Print every entry exactly as written.

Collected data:
────

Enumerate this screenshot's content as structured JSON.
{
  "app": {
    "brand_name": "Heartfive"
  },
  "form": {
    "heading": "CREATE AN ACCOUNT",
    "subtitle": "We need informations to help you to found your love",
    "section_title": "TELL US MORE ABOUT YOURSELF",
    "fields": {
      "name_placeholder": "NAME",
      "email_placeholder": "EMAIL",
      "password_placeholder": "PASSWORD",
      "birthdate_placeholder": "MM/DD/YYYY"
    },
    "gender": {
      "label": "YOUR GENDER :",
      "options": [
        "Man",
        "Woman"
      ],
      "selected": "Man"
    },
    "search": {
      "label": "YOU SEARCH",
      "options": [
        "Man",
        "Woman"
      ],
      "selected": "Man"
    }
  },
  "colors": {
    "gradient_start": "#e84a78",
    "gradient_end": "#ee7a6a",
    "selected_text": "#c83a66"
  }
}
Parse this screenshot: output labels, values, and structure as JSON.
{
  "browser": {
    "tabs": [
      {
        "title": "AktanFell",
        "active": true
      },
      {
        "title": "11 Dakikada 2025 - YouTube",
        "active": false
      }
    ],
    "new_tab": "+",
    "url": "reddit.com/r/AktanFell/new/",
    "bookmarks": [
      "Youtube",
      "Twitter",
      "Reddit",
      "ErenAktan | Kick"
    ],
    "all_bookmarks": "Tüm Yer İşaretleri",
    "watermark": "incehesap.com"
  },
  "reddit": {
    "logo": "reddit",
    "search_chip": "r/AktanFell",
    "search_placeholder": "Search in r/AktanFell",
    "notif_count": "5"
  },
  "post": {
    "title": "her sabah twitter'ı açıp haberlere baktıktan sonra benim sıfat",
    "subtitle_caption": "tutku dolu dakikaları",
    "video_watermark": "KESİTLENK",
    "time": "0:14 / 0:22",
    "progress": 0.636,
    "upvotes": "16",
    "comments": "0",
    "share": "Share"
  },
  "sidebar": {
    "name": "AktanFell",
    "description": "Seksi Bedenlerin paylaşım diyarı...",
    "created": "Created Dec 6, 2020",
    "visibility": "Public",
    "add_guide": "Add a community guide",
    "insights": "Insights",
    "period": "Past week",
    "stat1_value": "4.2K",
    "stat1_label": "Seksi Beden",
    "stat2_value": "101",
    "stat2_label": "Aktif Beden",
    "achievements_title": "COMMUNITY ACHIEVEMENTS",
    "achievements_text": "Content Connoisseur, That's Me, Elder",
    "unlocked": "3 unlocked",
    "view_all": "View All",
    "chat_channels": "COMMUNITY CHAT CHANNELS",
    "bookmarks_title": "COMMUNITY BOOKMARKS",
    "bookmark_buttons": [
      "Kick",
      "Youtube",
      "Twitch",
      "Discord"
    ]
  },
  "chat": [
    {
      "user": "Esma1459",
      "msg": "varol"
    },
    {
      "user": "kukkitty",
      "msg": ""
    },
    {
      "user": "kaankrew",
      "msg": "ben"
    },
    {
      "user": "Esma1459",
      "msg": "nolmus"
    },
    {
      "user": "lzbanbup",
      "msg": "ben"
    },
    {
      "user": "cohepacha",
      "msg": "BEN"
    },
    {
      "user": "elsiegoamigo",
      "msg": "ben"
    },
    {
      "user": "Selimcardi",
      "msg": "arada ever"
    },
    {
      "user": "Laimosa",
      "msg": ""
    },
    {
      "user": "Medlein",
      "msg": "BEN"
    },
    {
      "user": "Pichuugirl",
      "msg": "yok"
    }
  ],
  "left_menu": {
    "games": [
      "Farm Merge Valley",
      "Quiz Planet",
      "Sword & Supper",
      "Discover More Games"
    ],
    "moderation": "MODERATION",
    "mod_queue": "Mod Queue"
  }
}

────

WRITTEN RESPONSE
Enumerate this screenshot's content as structured JSON.
{
  "app": {
    "brand_name": "Heartfive"
  },
  "form": {
    "heading": "CREATE AN ACCOUNT",
    "subtitle": "We need informations to help you to found your love",
    "section_title": "TELL US MORE ABOUT YOURSELF",
    "fields": {
      "name_placeholder": "NAME",
      "email_placeholder": "EMAIL",
      "password_placeholder": "PASSWORD",
      "birthdate_placeholder": "MM/DD/YYYY"
    },
    "gender": {
      "label": "YOUR GENDER :",
      "options": [
        "Man",
        "Woman"
      ],
      "selected": "Man"
    },
    "search": {
      "label": "YOU SEARCH",
      "options": [
        "Man",
        "Woman"
      ],
      "selected": "Man"
    }
  },
  "colors": {
    "gradient_start": "#e84a78",
    "gradient_end": "#ee7a6a",
    "selected_text": "#c83a66"
  }
}
Parse this screenshot: output labels, values, and structure as JSON.
{
  "browser": {
    "tabs": [
      {
        "title": "AktanFell",
        "active": true
      },
      {
        "title": "11 Dakikada 2025 - YouTube",
        "active": false
      }
    ],
    "new_tab": "+",
    "url": "reddit.com/r/AktanFell/new/",
    "bookmarks": [
      "Youtube",
      "Twitter",
      "Reddit",
      "ErenAktan | Kick"
    ],
    "all_bookmarks": "Tüm Yer İşaretleri",
    "watermark": "incehesap.com"
  },
  "reddit": {
    "logo": "reddit",
    "search_chip": "r/AktanFell",
    "search_placeholder": "Search in r/AktanFell",
    "notif_count": "5"
  },
  "post": {
    "title": "her sabah twitter'ı açıp haberlere baktıktan sonra benim sıfat",
    "subtitle_caption": "tutku dolu dakikaları",
    "video_watermark": "KESİTLENK",
    "time": "0:14 / 0:22",
    "progress": 0.636,
    "upvotes": "16",
    "comments": "0",
    "share": "Share"
  },
  "sidebar": {
    "name": "AktanFell",
    "description": "Seksi Bedenlerin paylaşım diyarı...",
    "created": "Created Dec 6, 2020",
    "visibility": "Public",
    "add_guide": "Add a community guide",
    "insights": "Insights",
    "period": "Past week",
    "stat1_value": "4.2K",
    "stat1_label": "Seksi Beden",
    "stat2_value": "101",
    "stat2_label": "Aktif Beden",
    "achievements_title": "COMMUNITY ACHIEVEMENTS",
    "achievements_text": "Content Connoisseur, That's Me, Elder",
    "unlocked": "3 unlocked",
    "view_all": "View All",
    "chat_channels": "COMMUNITY CHAT CHANNELS",
    "bookmarks_title": "COMMUNITY BOOKMARKS",
    "bookmark_buttons": [
      "Kick",
      "Youtube",
      "Twitch",
      "Discord"
    ]
  },
  "chat": [
    {
      "user": "Esma1459",
      "msg": "varol"
    },
    {
      "user": "kukkitty",
      "msg": ""
    },
    {
      "user": "kaankrew",
      "msg": "ben"
    },
    {
      "user": "Esma1459",
      "msg": "nolmus"
    },
    {
      "user": "lzbanbup",
      "msg": "ben"
    },
    {
      "user": "cohepacha",
      "msg": "BEN"
    },
    {
      "user": "elsiegoamigo",
      "msg": "ben"
    },
    {
      "user": "Selimcardi",
      "msg": "arada ever"
    },
    {
      "user": "Laimosa",
      "msg": ""
    },
    {
      "user": "Medlein",
      "msg": "BEN"
    },
    {
      "user": "Pichuugirl",
      "msg": "yok"
    }
  ],
  "left_menu": {
    "games": [
      "Farm Merge Valley",
      "Quiz Planet",
      "Sword & Supper",
      "Discover More Games"
    ],
    "moderation": "MODERATION",
    "mod_queue": "Mod Queue"
  }
}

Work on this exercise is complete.